+++ Material

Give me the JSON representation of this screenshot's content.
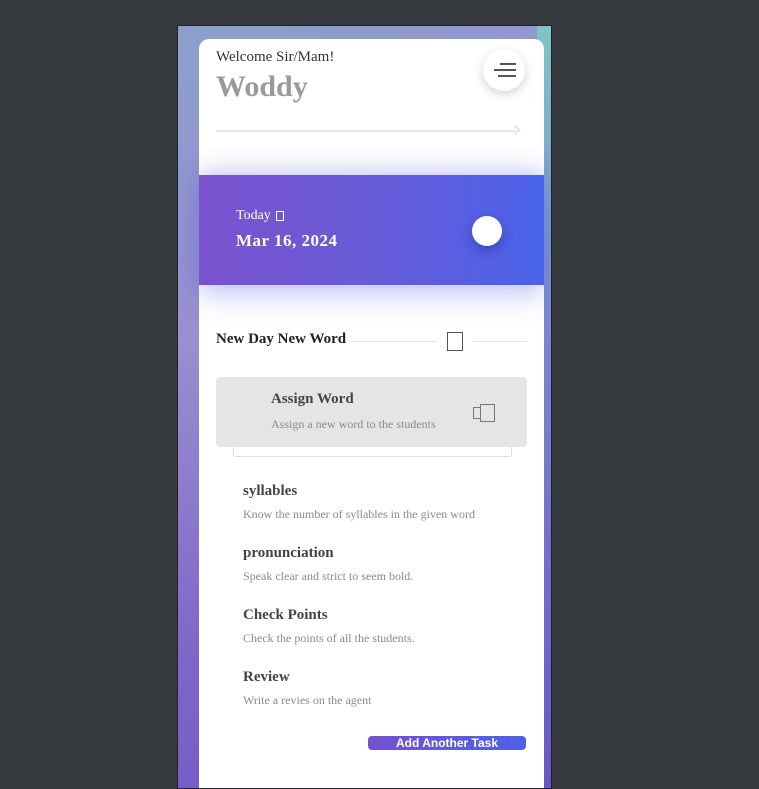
{
  "header": {
    "welcome": "Welcome Sir/Mam!",
    "username": "Woddy",
    "menu_icon": "hamburger-menu-icon"
  },
  "today": {
    "label": "Today",
    "date": "Mar 16, 2024"
  },
  "section": {
    "title": "New Day New Word",
    "icon": "bookmark-icon"
  },
  "assign": {
    "title": "Assign Word",
    "subtitle": "Assign a new word to the students",
    "icon": "copy-icon"
  },
  "tasks": [
    {
      "title": "syllables",
      "desc": "Know the number of syllables in the given word"
    },
    {
      "title": "pronunciation",
      "desc": "Speak clear and strict to seem bold."
    },
    {
      "title": "Check Points",
      "desc": "Check the points of all the students."
    },
    {
      "title": "Review",
      "desc": "Write a revies on the agent"
    }
  ],
  "add_button": "Add Another Task",
  "colors": {
    "banner_start": "#7b52cf",
    "banner_end": "#4a62ea",
    "username": "#9a9a9a"
  }
}
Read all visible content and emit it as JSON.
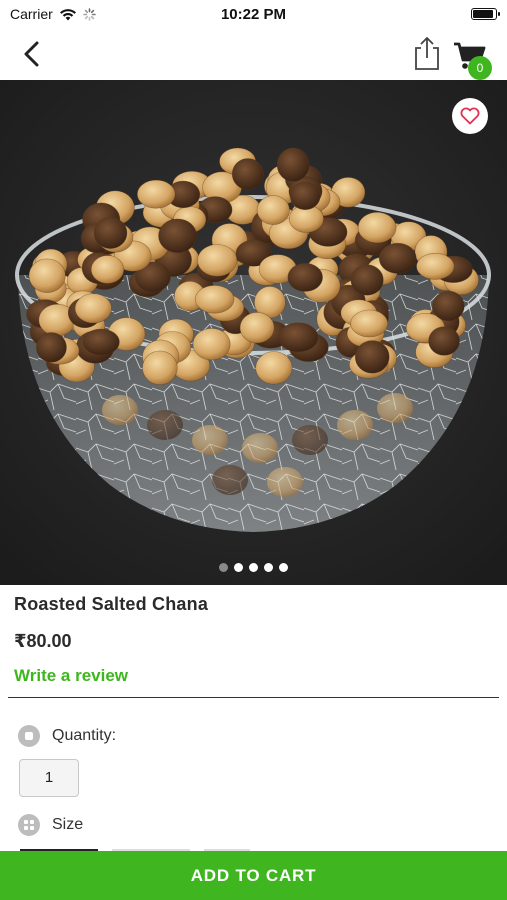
{
  "status_bar": {
    "carrier": "Carrier",
    "time": "10:22 PM",
    "battery_level": 0.95
  },
  "nav": {
    "cart_count": "0",
    "icons": [
      "back-chevron-icon",
      "share-icon",
      "cart-icon"
    ]
  },
  "gallery": {
    "image_count": 5,
    "active_index": 0,
    "image_subject": "glass bowl of roasted chana"
  },
  "product": {
    "title": "Roasted Salted Chana",
    "price": "₹80.00",
    "review_link": "Write a review"
  },
  "options": {
    "quantity_label": "Quantity:",
    "quantity_value": "1",
    "size_label": "Size"
  },
  "cta": {
    "add_to_cart": "ADD TO CART"
  },
  "colors": {
    "accent": "#3fb61f",
    "hero_bg": "#262626",
    "wishlist": "#e0324f"
  }
}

++++++

Pictures don't belong in the copy. Transcribe every record exactly as it appears.

Give me the JSON representation of this screenshot's content.
{
  "header": {
    "welcome": "Welcome Sir/Mam!",
    "username": "Woddy",
    "menu_icon": "hamburger-menu-icon"
  },
  "today": {
    "label": "Today",
    "date": "Mar 16, 2024"
  },
  "section": {
    "title": "New Day New Word",
    "icon": "bookmark-icon"
  },
  "assign": {
    "title": "Assign Word",
    "subtitle": "Assign a new word to the students",
    "icon": "copy-icon"
  },
  "tasks": [
    {
      "title": "syllables",
      "desc": "Know the number of syllables in the given word"
    },
    {
      "title": "pronunciation",
      "desc": "Speak clear and strict to seem bold."
    },
    {
      "title": "Check Points",
      "desc": "Check the points of all the students."
    },
    {
      "title": "Review",
      "desc": "Write a revies on the agent"
    }
  ],
  "add_button": "Add Another Task",
  "colors": {
    "banner_start": "#7b52cf",
    "banner_end": "#4a62ea",
    "username": "#9a9a9a"
  }
}
Read all visible content and emit it as JSON.
{
  "status_bar": {
    "carrier": "Carrier",
    "time": "10:22 PM",
    "battery_level": 0.95
  },
  "nav": {
    "cart_count": "0",
    "icons": [
      "back-chevron-icon",
      "share-icon",
      "cart-icon"
    ]
  },
  "gallery": {
    "image_count": 5,
    "active_index": 0,
    "image_subject": "glass bowl of roasted chana"
  },
  "product": {
    "title": "Roasted Salted Chana",
    "price": "₹80.00",
    "review_link": "Write a review"
  },
  "options": {
    "quantity_label": "Quantity:",
    "quantity_value": "1",
    "size_label": "Size"
  },
  "cta": {
    "add_to_cart": "ADD TO CART"
  },
  "colors": {
    "accent": "#3fb61f",
    "hero_bg": "#262626",
    "wishlist": "#e0324f"
  }
}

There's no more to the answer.